Stored data entries:
□ □ □ □ □ □ □

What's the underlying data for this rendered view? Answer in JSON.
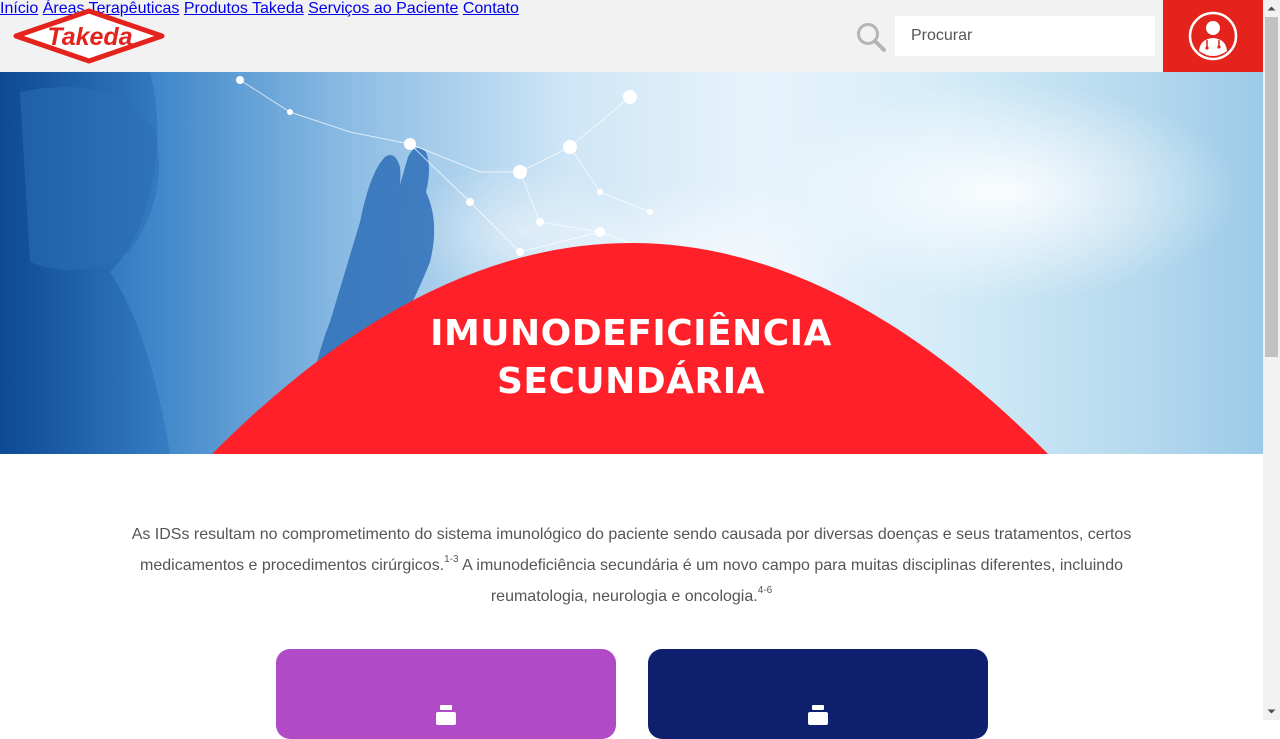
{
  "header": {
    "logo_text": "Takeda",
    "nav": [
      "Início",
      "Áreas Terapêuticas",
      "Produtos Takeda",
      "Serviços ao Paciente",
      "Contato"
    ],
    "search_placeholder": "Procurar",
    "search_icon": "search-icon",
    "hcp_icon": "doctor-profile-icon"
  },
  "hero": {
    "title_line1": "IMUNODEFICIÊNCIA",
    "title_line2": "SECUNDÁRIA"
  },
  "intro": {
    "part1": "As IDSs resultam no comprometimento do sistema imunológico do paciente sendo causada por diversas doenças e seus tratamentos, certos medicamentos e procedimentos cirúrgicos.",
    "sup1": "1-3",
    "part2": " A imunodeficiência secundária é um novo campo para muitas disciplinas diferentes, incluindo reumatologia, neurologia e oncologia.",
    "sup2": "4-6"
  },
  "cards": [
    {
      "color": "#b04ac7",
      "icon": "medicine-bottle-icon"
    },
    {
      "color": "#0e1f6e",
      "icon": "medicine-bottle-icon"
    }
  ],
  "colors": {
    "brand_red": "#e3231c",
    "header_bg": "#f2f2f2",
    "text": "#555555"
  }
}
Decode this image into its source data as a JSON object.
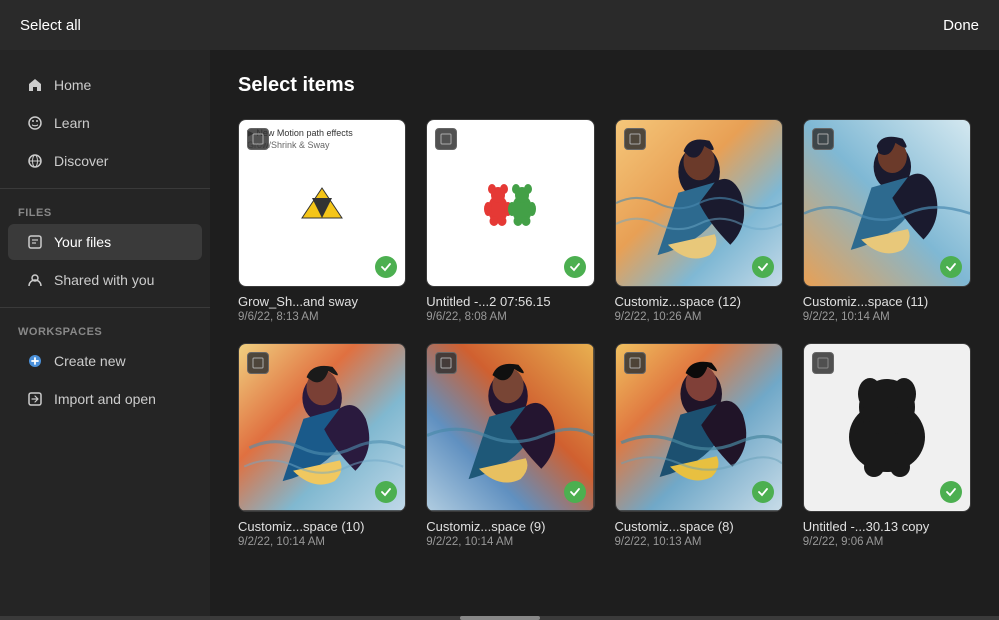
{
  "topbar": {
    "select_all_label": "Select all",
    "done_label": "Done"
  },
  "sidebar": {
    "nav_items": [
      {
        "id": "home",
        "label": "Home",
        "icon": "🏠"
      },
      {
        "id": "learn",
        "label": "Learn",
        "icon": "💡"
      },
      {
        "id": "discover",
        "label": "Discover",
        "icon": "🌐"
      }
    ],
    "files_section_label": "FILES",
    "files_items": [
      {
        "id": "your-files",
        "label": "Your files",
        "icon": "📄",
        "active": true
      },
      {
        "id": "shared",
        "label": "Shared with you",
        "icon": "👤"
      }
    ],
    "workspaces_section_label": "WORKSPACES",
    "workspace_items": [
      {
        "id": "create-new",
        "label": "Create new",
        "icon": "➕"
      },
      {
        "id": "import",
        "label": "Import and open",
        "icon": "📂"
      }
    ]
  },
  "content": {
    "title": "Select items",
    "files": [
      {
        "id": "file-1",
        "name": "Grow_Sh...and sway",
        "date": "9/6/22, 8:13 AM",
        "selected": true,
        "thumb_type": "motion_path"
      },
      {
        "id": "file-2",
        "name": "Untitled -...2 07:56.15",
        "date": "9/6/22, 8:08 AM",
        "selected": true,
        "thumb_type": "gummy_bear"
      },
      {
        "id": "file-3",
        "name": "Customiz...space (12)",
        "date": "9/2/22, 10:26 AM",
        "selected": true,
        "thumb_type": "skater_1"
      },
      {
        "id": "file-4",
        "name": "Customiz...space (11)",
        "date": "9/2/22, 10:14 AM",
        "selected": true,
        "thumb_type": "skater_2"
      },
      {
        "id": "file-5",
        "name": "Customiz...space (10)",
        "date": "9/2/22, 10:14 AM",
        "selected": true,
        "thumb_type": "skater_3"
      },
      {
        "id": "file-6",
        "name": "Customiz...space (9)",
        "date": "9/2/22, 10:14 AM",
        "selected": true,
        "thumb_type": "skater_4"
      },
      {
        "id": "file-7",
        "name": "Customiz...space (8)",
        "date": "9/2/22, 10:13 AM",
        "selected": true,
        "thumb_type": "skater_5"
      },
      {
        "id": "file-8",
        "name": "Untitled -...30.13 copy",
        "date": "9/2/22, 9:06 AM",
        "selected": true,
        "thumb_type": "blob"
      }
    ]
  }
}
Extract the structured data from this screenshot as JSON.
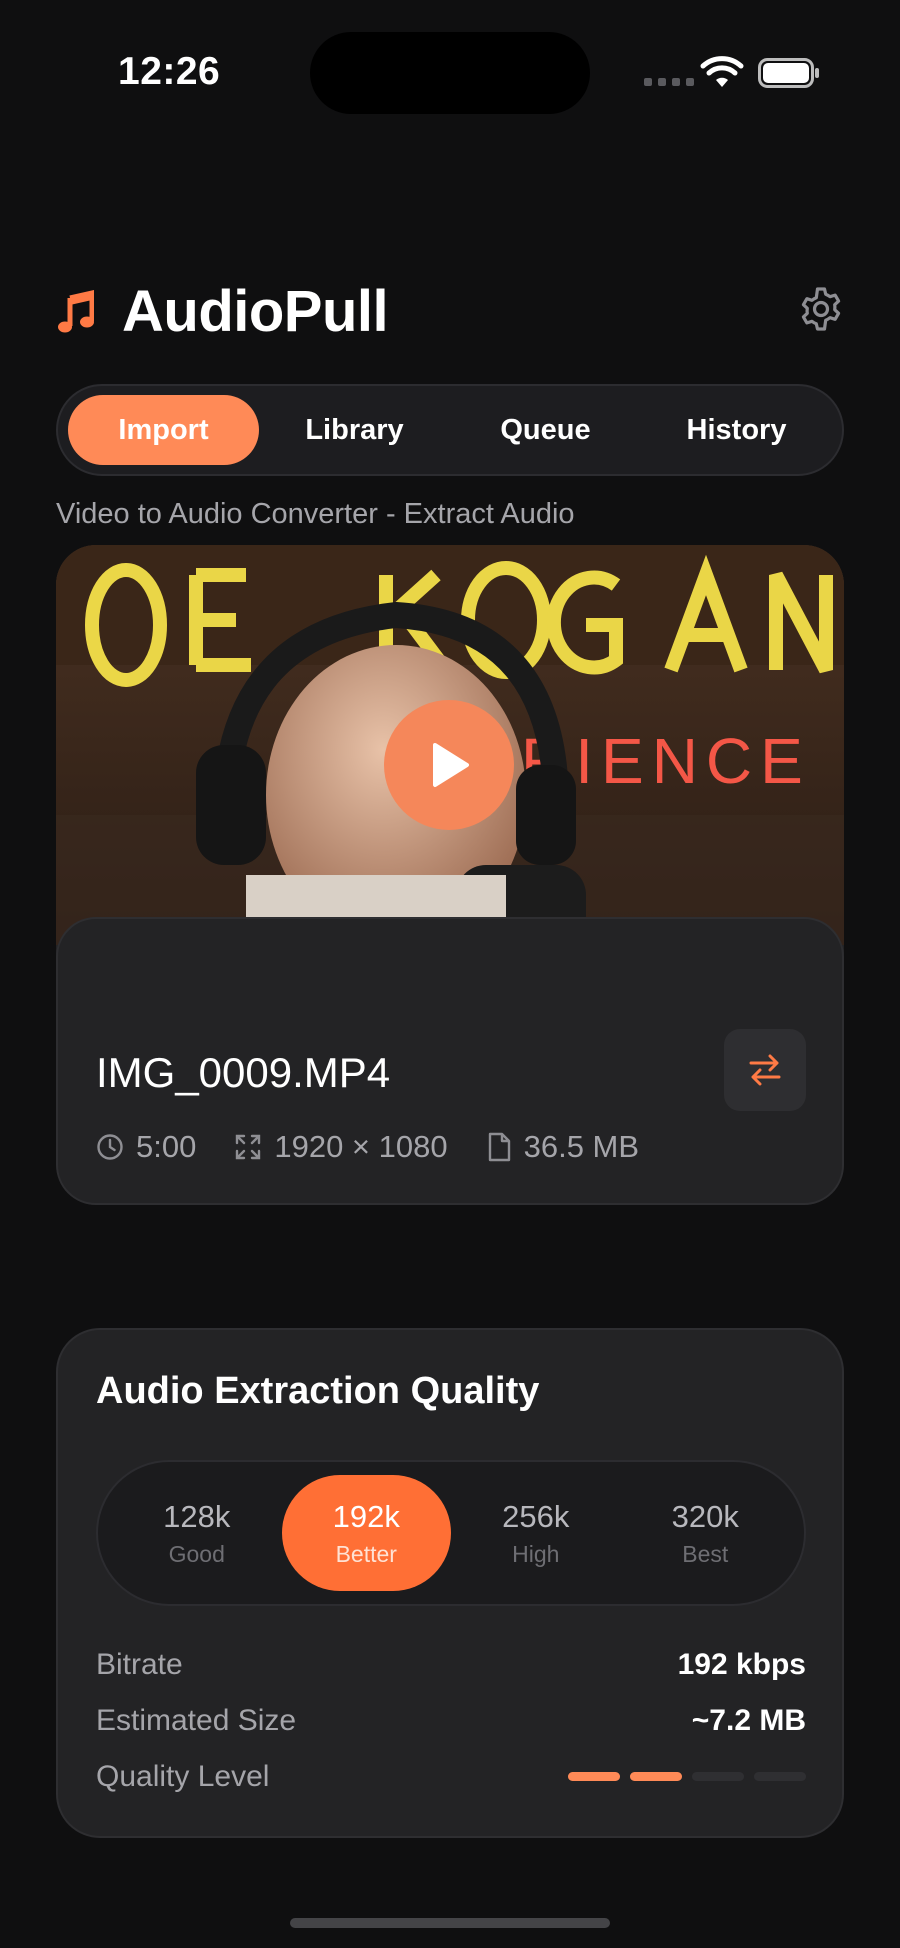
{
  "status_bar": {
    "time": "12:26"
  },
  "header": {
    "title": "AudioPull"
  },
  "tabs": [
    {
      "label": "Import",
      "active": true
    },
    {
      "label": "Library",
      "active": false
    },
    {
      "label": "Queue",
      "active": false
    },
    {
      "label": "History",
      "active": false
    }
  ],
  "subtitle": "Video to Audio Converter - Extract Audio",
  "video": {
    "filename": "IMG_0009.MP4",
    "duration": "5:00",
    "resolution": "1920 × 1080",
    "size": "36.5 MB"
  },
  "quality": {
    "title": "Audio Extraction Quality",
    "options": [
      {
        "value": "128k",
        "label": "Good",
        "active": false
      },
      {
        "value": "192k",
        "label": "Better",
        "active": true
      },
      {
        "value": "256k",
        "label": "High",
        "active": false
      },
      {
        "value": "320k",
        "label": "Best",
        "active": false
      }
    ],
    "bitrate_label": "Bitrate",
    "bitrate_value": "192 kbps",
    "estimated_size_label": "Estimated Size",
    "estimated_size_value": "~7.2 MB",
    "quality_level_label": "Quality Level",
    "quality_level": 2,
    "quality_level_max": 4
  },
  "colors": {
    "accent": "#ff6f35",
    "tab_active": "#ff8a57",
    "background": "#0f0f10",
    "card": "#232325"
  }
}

□ □ □ □ □ □ □

Job
Give solely the number of lines in the data that contain the string "JSON".

Response
3